Given request
In the listing below, find every line with the string "estimates" and pull it out.
========================================
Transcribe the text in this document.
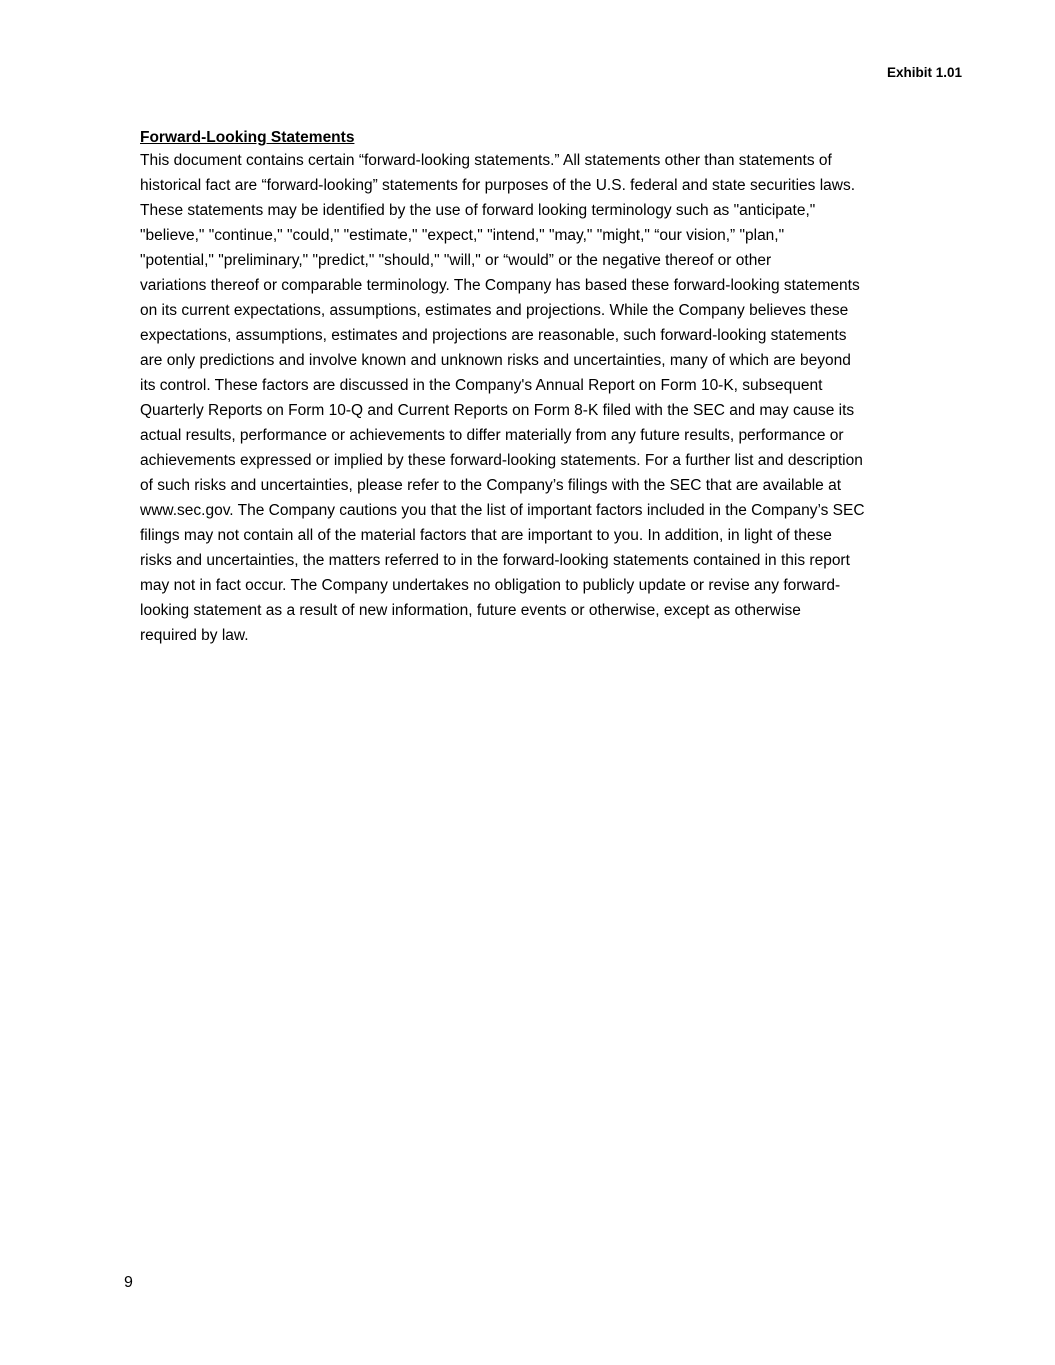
Exhibit 1.01

Forward-Looking Statements

This document contains certain “forward-looking statements.” All statements other than statements of
historical fact are “forward-looking” statements for purposes of the U.S. federal and state securities laws.
These statements may be identified by the use of forward looking terminology such as "anticipate,"
"believe," "continue," "could," "estimate," "expect," "intend," "may," "might," “our vision,” "plan,"
"potential," "preliminary," "predict," "should," "will," or “would” or the negative thereof or other
variations thereof or comparable terminology. The Company has based these forward-looking statements
on its current expectations, assumptions, estimates and projections. While the Company believes these
expectations, assumptions, estimates and projections are reasonable, such forward-looking statements
are only predictions and involve known and unknown risks and uncertainties, many of which are beyond
its control. These factors are discussed in the Company's Annual Report on Form 10-K, subsequent
Quarterly Reports on Form 10-Q and Current Reports on Form 8-K filed with the SEC and may cause its
actual results, performance or achievements to differ materially from any future results, performance or
achievements expressed or implied by these forward-looking statements. For a further list and description
of such risks and uncertainties, please refer to the Company’s filings with the SEC that are available at
www.sec.gov. The Company cautions you that the list of important factors included in the Company’s SEC
filings may not contain all of the material factors that are important to you. In addition, in light of these
risks and uncertainties, the matters referred to in the forward-looking statements contained in this report
may not in fact occur. The Company undertakes no obligation to publicly update or revise any forward-
looking statement as a result of new information, future events or otherwise, except as otherwise
required by law.

9
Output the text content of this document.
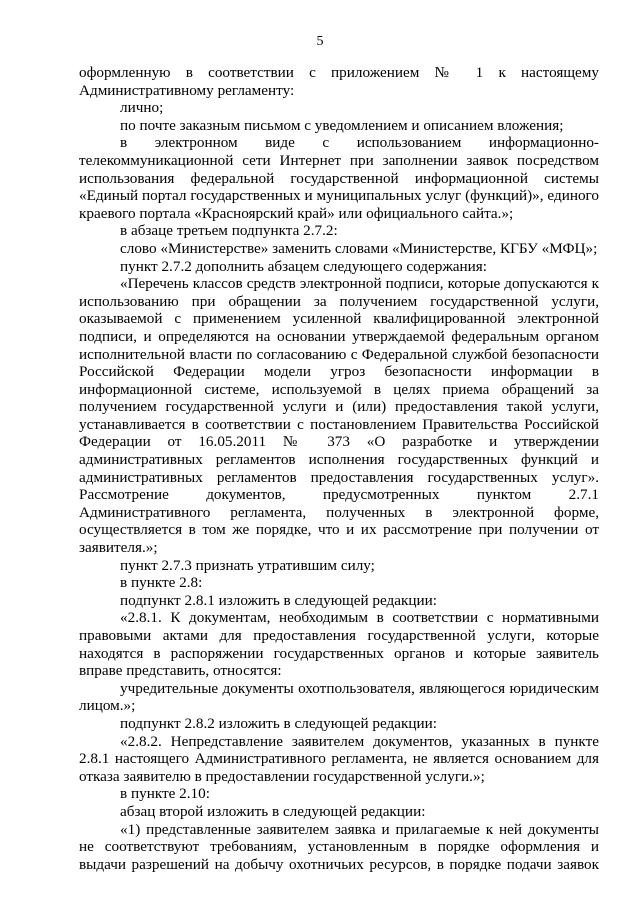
5

оформленную в соответствии с приложением № 1 к настоящему Административному регламенту:

лично;

по почте заказным письмом с уведомлением и описанием вложения;

в электронном виде с использованием информационно-телекоммуникационной сети Интернет при заполнении заявок посредством использования федеральной государственной информационной системы «Единый портал государственных и муниципальных услуг (функций)», единого краевого портала «Красноярский край» или официального сайта.»;

в абзаце третьем подпункта 2.7.2:

слово «Министерстве» заменить словами «Министерстве, КГБУ «МФЦ»;

пункт 2.7.2 дополнить абзацем следующего содержания:

«Перечень классов средств электронной подписи, которые допускаются к использованию при обращении за получением государственной услуги, оказываемой с применением усиленной квалифицированной электронной подписи, и определяются на основании утверждаемой федеральным органом исполнительной власти по согласованию с Федеральной службой безопасности Российской Федерации модели угроз безопасности информации в информационной системе, используемой в целях приема обращений за получением государственной услуги и (или) предоставления такой услуги, устанавливается в соответствии с постановлением Правительства Российской Федерации от 16.05.2011 № 373 «О разработке и утверждении административных регламентов исполнения государственных функций и административных регламентов предоставления государственных услуг». Рассмотрение документов, предусмотренных пунктом 2.7.1 Административного регламента, полученных в электронной форме, осуществляется в том же порядке, что и их рассмотрение при получении от заявителя.»;

пункт 2.7.3 признать утратившим силу;

в пункте 2.8:

подпункт 2.8.1 изложить в следующей редакции:

«2.8.1. К документам, необходимым в соответствии с нормативными правовыми актами для предоставления государственной услуги, которые находятся в распоряжении государственных органов и которые заявитель вправе представить, относятся:

учредительные документы охотпользователя, являющегося юридическим лицом.»;

подпункт 2.8.2 изложить в следующей редакции:

«2.8.2. Непредставление заявителем документов, указанных в пункте 2.8.1 настоящего Административного регламента, не является основанием для отказа заявителю в предоставлении государственной услуги.»;

в пункте 2.10:

абзац второй изложить в следующей редакции:

«1) представленные заявителем заявка и прилагаемые к ней документы не соответствуют требованиям, установленным в порядке оформления и выдачи разрешений на добычу охотничьих ресурсов, в порядке подачи заявок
========================================
Task answer
on its current expectations, assumptions, estimates and projections. While the Company believes these
expectations, assumptions, estimates and projections are reasonable, such forward-looking statements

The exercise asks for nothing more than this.